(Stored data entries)
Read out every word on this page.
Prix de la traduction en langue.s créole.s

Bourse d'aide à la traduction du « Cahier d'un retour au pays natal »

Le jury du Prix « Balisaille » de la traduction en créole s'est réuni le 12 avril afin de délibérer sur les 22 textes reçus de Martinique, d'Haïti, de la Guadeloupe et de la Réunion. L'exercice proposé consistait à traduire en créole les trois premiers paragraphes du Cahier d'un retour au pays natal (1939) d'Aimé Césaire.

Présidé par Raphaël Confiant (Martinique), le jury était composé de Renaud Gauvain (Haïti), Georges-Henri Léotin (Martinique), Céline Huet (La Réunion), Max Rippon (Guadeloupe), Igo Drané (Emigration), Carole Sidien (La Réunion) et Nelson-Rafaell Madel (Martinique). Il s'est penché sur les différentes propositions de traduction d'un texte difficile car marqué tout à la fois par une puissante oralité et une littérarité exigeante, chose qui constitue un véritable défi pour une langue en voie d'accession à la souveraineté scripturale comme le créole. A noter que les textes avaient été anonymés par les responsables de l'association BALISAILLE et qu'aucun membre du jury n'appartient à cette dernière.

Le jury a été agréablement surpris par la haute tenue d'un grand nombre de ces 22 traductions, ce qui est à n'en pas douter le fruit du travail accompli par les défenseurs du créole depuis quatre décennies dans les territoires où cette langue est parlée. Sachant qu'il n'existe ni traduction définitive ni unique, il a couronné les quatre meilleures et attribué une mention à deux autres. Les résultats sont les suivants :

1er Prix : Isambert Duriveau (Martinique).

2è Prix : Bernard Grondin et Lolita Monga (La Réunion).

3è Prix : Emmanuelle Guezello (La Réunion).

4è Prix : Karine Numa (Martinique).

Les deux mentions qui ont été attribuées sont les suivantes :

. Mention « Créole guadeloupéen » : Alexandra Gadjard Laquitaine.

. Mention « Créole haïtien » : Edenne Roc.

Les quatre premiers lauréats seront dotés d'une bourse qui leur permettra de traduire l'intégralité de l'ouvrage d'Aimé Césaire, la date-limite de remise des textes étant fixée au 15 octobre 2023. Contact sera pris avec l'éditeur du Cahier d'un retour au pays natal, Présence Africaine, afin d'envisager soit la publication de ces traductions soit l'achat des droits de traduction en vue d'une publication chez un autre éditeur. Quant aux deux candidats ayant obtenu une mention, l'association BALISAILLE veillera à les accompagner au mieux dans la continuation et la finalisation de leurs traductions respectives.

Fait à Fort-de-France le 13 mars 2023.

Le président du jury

PROBLEM DETAILS |
Give every line of the material again, exactly as it reads.

SOLUTION |
Read out every word on this page.
Prix de la traduction en langue.s créole.s

Bourse d'aide à la traduction du « Cahier d'un retour au pays natal »

Le jury du Prix « Balisaille » de la traduction en créole s'est réuni le 12 avril afin de délibérer sur les 22 textes reçus de Martinique, d'Haïti, de la Guadeloupe et de la Réunion. L'exercice proposé consistait à traduire en créole les trois premiers paragraphes du Cahier d'un retour au pays natal (1939) d'Aimé Césaire.

Présidé par Raphaël Confiant (Martinique), le jury était composé de Renaud Gauvain (Haïti), Georges-Henri Léotin (Martinique), Céline Huet (La Réunion), Max Rippon (Guadeloupe), Igo Drané (Emigration), Carole Sidien (La Réunion) et Nelson-Rafaell Madel (Martinique). Il s'est penché sur les différentes propositions de traduction d'un texte difficile car marqué tout à la fois par une puissante oralité et une littérarité exigeante, chose qui constitue un véritable défi pour une langue en voie d'accession à la souveraineté scripturale comme le créole. A noter que les textes avaient été anonymés par les responsables de l'association BALISAILLE et qu'aucun membre du jury n'appartient à cette dernière.

Le jury a été agréablement surpris par la haute tenue d'un grand nombre de ces 22 traductions, ce qui est à n'en pas douter le fruit du travail accompli par les défenseurs du créole depuis quatre décennies dans les territoires où cette langue est parlée. Sachant qu'il n'existe ni traduction définitive ni unique, il a couronné les quatre meilleures et attribué une mention à deux autres. Les résultats sont les suivants :

1er Prix : Isambert Duriveau (Martinique).

2è Prix : Bernard Grondin et Lolita Monga (La Réunion).

3è Prix : Emmanuelle Guezello (La Réunion).

4è Prix : Karine Numa (Martinique).

Les deux mentions qui ont été attribuées sont les suivantes :

. Mention « Créole guadeloupéen » : Alexandra Gadjard Laquitaine.

. Mention « Créole haïtien » : Edenne Roc.

Les quatre premiers lauréats seront dotés d'une bourse qui leur permettra de traduire l'intégralité de l'ouvrage d'Aimé Césaire, la date-limite de remise des textes étant fixée au 15 octobre 2023. Contact sera pris avec l'éditeur du Cahier d'un retour au pays natal, Présence Africaine, afin d'envisager soit la publication de ces traductions soit l'achat des droits de traduction en vue d'une publication chez un autre éditeur. Quant aux deux candidats ayant obtenu une mention, l'association BALISAILLE veillera à les accompagner au mieux dans la continuation et la finalisation de leurs traductions respectives.

Fait à Fort-de-France le 13 mars 2023.

Le président du jury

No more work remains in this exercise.